━━━━━ EXERCISE MATERIAL ━━━━━

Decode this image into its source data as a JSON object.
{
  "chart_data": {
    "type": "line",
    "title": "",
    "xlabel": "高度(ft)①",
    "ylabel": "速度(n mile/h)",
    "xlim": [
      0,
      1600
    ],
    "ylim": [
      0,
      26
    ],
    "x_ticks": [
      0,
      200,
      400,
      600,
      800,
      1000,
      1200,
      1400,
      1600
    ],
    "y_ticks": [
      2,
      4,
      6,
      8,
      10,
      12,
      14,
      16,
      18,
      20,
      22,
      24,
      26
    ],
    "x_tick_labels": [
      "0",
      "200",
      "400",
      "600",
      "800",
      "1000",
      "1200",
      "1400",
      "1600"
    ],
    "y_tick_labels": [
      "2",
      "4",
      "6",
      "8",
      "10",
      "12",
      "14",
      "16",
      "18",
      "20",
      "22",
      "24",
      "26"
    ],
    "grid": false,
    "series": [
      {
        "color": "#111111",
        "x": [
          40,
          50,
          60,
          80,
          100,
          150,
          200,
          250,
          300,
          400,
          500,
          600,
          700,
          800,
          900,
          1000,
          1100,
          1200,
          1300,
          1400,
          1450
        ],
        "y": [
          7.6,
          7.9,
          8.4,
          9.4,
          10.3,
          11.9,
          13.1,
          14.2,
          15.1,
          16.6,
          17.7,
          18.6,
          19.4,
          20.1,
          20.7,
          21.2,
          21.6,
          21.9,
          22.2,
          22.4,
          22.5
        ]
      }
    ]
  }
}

━━━━━

REQUIREMENTS
Would you reproduce the material above in full, exactly as given?

RESULT OF THIS EXERCISE
Decode this image into its source data as a JSON object.
{
  "chart_data": {
    "type": "line",
    "title": "",
    "xlabel": "高度(ft)①",
    "ylabel": "速度(n mile/h)",
    "xlim": [
      0,
      1600
    ],
    "ylim": [
      0,
      26
    ],
    "x_ticks": [
      0,
      200,
      400,
      600,
      800,
      1000,
      1200,
      1400,
      1600
    ],
    "y_ticks": [
      2,
      4,
      6,
      8,
      10,
      12,
      14,
      16,
      18,
      20,
      22,
      24,
      26
    ],
    "x_tick_labels": [
      "0",
      "200",
      "400",
      "600",
      "800",
      "1000",
      "1200",
      "1400",
      "1600"
    ],
    "y_tick_labels": [
      "2",
      "4",
      "6",
      "8",
      "10",
      "12",
      "14",
      "16",
      "18",
      "20",
      "22",
      "24",
      "26"
    ],
    "grid": false,
    "series": [
      {
        "color": "#111111",
        "x": [
          40,
          50,
          60,
          80,
          100,
          150,
          200,
          250,
          300,
          400,
          500,
          600,
          700,
          800,
          900,
          1000,
          1100,
          1200,
          1300,
          1400,
          1450
        ],
        "y": [
          7.6,
          7.9,
          8.4,
          9.4,
          10.3,
          11.9,
          13.1,
          14.2,
          15.1,
          16.6,
          17.7,
          18.6,
          19.4,
          20.1,
          20.7,
          21.2,
          21.6,
          21.9,
          22.2,
          22.4,
          22.5
        ]
      }
    ]
  }
}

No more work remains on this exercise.